• _Request_: Show all lines from the data that include the word "ylabel".

• _Dataset entries on figures_:
•••••

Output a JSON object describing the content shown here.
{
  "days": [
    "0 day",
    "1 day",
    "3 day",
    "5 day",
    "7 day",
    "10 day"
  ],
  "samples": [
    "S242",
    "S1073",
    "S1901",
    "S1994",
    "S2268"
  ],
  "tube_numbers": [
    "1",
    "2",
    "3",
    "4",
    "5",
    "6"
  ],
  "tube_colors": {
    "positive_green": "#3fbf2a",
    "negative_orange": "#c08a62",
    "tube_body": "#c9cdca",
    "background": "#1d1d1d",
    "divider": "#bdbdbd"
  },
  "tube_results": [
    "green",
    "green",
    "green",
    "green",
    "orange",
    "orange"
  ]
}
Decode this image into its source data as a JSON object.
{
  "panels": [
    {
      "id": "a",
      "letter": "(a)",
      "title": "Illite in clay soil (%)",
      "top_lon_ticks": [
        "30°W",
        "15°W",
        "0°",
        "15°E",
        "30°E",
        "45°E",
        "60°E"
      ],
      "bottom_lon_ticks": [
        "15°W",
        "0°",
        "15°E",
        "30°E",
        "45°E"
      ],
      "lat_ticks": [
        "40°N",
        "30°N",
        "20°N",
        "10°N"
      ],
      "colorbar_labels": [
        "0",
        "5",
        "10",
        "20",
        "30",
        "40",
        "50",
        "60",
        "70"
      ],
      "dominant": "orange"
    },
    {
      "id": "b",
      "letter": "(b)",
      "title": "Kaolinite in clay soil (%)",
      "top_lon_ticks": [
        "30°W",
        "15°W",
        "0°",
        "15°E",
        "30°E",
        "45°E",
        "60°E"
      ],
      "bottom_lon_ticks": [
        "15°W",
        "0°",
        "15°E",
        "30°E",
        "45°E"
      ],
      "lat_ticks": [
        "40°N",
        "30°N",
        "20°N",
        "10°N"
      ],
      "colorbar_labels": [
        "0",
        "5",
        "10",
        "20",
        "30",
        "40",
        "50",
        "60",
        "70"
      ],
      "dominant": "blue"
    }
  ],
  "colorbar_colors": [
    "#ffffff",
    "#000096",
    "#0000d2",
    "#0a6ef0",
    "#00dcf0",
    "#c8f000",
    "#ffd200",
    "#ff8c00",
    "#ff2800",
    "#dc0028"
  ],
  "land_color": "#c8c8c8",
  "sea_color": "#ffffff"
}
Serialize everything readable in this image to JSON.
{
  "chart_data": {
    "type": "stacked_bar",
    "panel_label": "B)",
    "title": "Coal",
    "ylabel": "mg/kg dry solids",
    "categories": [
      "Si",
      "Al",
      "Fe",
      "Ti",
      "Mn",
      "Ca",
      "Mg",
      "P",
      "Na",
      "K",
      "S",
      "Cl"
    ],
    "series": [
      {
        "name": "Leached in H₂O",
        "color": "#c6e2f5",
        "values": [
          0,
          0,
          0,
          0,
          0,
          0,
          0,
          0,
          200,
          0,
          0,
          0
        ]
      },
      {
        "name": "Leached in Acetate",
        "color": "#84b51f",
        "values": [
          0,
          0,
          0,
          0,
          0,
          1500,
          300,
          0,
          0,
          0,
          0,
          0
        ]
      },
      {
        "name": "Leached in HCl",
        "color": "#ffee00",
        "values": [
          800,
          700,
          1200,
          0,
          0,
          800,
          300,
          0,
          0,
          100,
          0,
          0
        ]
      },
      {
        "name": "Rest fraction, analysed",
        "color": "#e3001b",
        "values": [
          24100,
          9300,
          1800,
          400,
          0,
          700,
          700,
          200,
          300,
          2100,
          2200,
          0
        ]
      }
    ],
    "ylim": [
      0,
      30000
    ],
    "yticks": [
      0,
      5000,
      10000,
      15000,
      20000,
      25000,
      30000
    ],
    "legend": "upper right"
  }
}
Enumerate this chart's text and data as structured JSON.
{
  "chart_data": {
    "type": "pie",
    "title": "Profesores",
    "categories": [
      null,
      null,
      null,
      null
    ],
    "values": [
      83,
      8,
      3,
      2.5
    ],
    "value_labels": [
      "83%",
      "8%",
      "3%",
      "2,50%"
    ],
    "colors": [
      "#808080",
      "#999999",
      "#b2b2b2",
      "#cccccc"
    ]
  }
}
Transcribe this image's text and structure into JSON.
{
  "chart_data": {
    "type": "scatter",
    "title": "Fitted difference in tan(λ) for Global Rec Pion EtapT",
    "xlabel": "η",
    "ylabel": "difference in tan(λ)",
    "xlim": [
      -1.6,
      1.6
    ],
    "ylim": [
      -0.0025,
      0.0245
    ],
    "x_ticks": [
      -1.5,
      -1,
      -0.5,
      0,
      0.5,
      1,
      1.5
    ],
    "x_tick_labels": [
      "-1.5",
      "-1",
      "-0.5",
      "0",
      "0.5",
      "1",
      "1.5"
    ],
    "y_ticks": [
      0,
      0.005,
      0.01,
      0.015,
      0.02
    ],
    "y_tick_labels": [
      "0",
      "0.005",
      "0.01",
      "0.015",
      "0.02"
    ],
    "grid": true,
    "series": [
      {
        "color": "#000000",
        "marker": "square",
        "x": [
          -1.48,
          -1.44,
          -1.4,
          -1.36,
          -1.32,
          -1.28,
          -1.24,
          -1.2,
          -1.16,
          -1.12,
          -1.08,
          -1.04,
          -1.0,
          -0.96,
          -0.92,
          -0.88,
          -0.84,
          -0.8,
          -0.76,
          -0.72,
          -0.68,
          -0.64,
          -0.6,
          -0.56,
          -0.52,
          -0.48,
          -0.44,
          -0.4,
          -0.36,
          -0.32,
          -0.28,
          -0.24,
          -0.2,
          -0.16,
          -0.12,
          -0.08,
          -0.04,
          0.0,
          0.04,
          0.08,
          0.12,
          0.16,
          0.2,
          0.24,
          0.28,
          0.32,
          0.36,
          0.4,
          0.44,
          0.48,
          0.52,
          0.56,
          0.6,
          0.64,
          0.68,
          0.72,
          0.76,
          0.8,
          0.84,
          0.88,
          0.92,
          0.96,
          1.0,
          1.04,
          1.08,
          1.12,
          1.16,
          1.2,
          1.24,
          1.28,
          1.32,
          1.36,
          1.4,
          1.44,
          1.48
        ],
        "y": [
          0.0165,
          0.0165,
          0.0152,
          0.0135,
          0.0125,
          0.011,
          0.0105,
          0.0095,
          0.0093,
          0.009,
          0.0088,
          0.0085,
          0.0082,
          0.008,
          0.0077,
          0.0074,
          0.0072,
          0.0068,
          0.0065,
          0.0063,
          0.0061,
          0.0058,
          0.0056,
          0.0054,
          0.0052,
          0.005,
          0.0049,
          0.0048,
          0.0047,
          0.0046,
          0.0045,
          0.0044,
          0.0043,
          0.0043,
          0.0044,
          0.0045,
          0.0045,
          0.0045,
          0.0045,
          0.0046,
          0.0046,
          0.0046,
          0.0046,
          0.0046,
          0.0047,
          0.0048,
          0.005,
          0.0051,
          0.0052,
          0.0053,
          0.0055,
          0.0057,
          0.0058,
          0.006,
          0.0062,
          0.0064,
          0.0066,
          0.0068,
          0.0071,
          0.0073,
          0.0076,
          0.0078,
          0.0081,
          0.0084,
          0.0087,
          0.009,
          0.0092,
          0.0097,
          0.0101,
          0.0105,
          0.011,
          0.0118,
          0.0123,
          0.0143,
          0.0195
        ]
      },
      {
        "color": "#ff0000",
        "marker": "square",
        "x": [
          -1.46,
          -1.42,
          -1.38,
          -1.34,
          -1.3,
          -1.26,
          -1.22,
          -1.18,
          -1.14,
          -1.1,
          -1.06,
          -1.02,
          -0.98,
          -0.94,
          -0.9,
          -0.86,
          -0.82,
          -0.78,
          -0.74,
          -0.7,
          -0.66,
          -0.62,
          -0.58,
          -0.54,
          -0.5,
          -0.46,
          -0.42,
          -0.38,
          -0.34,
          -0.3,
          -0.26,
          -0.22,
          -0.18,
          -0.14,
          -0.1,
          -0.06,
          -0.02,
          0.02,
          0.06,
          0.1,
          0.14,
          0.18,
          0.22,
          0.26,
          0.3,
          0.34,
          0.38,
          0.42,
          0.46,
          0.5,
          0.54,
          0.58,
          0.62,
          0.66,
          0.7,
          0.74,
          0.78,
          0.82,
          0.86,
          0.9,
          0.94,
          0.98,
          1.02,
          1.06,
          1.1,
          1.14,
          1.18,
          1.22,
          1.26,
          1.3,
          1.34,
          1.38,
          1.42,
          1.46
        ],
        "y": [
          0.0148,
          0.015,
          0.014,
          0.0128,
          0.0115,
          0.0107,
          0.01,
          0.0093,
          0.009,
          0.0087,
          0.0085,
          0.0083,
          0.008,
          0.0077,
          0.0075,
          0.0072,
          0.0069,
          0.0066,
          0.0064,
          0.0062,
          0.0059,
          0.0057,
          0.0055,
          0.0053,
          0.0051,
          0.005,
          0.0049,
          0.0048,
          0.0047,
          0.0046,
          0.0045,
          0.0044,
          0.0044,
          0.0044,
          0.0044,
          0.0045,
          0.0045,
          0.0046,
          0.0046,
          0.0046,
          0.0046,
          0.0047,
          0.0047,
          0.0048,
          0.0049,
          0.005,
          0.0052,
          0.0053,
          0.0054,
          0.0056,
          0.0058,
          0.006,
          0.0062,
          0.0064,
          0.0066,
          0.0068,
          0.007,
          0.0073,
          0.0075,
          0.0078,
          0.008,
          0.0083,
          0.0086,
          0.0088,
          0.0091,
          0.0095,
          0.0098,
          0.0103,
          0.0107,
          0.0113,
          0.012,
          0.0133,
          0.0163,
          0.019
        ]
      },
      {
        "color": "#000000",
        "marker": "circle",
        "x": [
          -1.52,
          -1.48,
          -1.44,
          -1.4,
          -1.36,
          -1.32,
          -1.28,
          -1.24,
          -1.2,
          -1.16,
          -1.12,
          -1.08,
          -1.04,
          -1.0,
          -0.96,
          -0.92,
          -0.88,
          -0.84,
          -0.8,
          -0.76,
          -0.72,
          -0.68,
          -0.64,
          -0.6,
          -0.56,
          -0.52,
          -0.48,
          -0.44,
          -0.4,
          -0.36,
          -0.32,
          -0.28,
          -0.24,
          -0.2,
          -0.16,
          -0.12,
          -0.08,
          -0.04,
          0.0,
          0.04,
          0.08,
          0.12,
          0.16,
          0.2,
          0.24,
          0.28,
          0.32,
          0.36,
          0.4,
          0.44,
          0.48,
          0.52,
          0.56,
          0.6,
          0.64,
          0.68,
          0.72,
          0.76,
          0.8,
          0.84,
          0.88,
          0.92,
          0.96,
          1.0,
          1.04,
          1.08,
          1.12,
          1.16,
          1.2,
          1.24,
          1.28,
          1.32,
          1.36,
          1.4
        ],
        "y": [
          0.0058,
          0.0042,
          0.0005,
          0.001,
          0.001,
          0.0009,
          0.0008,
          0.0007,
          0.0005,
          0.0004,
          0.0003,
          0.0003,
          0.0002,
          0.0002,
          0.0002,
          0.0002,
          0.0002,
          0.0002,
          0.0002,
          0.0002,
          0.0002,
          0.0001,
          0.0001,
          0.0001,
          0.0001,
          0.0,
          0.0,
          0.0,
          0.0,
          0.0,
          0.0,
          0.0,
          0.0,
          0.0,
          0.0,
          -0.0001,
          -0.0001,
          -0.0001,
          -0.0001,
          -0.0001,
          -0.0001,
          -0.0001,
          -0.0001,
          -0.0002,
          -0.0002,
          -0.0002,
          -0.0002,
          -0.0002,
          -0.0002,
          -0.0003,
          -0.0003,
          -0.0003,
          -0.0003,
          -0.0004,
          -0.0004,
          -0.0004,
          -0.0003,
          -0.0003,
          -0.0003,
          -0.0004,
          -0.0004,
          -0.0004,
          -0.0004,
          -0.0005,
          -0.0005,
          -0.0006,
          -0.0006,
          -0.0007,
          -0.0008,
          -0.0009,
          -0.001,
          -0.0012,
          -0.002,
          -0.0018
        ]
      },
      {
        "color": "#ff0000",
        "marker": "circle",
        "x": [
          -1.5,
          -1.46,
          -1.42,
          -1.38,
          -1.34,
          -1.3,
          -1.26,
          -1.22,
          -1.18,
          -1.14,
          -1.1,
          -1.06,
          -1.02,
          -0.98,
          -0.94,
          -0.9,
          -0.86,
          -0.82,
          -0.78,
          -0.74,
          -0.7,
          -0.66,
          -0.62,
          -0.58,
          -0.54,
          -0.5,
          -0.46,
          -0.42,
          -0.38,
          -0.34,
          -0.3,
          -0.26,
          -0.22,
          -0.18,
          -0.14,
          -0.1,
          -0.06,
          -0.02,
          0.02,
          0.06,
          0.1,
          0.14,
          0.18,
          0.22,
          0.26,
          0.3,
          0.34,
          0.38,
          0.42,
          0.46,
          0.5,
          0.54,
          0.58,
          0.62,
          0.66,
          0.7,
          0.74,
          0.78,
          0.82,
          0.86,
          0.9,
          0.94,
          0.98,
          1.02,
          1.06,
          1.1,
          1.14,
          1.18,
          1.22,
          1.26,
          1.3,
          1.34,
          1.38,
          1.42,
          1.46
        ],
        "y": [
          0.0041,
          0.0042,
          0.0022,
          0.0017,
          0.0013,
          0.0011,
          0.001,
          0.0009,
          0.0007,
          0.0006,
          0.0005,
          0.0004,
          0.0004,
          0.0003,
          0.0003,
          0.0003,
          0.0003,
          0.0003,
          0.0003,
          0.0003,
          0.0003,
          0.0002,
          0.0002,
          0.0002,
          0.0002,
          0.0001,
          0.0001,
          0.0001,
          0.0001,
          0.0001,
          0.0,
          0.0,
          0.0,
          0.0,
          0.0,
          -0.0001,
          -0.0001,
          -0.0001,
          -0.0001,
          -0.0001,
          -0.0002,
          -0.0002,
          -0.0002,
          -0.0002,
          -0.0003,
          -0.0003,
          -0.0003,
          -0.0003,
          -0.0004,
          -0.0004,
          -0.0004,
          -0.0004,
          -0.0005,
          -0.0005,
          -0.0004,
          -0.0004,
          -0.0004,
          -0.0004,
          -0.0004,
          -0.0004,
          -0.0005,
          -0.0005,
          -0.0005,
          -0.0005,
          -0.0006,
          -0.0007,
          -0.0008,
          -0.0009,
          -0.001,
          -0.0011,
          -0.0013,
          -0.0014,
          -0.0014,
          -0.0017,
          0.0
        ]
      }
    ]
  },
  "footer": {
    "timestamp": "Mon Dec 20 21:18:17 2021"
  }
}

•••••

• _Result_:
    "ylabel": "mg/kg dry solids",
    "ylabel": "difference in tan(λ)",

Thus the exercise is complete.